## What the task asks
Every line that contains the word "page" should be copied.

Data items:
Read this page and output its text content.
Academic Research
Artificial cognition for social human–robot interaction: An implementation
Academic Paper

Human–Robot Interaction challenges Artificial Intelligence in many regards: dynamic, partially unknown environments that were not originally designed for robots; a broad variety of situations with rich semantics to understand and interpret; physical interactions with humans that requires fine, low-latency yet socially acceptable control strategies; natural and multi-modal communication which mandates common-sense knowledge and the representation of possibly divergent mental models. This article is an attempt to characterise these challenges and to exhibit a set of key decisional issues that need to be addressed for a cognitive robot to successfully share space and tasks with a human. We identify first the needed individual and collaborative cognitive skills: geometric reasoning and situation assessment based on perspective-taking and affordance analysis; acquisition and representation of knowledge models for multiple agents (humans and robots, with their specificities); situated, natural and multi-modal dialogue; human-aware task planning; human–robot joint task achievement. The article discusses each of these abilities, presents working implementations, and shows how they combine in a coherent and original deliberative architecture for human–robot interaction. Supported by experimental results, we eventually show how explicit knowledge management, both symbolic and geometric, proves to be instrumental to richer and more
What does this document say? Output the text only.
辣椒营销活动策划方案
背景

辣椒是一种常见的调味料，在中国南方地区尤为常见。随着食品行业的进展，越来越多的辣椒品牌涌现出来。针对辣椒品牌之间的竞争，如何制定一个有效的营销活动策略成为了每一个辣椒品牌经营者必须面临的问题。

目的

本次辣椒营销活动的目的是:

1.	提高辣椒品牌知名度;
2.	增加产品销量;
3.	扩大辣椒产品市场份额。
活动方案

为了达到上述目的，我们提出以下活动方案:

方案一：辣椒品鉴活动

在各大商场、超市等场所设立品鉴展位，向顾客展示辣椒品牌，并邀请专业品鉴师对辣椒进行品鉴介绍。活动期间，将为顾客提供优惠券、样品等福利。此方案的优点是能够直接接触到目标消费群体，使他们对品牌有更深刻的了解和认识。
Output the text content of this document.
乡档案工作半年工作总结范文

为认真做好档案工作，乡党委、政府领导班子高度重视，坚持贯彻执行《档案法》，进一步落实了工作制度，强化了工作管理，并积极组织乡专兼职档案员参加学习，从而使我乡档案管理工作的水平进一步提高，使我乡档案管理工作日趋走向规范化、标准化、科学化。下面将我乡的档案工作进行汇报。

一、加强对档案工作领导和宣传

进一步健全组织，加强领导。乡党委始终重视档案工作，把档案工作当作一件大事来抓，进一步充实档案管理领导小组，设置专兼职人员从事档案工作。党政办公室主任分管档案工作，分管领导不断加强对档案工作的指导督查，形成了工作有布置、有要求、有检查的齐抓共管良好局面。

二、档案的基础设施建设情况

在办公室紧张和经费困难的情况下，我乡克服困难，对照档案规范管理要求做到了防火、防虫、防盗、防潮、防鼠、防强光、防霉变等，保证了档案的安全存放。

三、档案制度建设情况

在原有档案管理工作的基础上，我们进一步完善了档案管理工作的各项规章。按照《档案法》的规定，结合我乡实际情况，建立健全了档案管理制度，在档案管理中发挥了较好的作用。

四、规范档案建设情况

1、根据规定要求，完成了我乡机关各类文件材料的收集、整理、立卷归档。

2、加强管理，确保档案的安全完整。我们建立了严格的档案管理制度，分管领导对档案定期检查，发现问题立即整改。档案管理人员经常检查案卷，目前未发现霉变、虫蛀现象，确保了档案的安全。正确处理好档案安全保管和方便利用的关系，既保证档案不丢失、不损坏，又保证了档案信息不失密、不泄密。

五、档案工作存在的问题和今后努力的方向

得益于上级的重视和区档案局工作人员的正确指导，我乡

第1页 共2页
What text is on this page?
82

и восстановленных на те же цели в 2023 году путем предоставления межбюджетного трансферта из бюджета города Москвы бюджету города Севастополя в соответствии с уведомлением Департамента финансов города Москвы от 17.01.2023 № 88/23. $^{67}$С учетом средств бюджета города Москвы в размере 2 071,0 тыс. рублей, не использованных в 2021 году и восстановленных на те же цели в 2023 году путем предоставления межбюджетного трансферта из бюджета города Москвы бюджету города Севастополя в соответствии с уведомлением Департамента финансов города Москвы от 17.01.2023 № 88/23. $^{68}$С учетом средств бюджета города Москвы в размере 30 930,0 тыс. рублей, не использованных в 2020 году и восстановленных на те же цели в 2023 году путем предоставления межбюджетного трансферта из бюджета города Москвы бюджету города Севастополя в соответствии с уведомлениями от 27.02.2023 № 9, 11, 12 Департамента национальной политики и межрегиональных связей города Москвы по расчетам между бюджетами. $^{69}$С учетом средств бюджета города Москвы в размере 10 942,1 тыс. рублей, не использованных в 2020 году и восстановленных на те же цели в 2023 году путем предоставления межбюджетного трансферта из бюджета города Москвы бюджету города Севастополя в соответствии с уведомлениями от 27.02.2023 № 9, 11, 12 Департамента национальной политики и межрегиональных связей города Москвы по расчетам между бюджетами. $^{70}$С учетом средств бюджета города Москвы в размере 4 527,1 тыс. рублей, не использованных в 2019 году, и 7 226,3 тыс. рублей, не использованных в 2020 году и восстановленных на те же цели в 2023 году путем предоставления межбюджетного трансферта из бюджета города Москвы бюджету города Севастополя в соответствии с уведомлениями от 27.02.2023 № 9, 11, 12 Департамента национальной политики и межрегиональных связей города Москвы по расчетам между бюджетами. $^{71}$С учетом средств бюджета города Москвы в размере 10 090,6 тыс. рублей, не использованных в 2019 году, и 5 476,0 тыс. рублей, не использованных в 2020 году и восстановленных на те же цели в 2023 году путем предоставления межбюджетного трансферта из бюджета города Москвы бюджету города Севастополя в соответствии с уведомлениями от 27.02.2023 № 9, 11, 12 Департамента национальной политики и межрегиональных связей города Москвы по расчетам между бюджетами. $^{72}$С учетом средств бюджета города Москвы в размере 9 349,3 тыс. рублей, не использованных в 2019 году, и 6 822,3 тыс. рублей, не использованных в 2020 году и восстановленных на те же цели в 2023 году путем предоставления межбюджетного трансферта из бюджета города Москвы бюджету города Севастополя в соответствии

## Full output
Read this page and output its text content.
What text is on this page?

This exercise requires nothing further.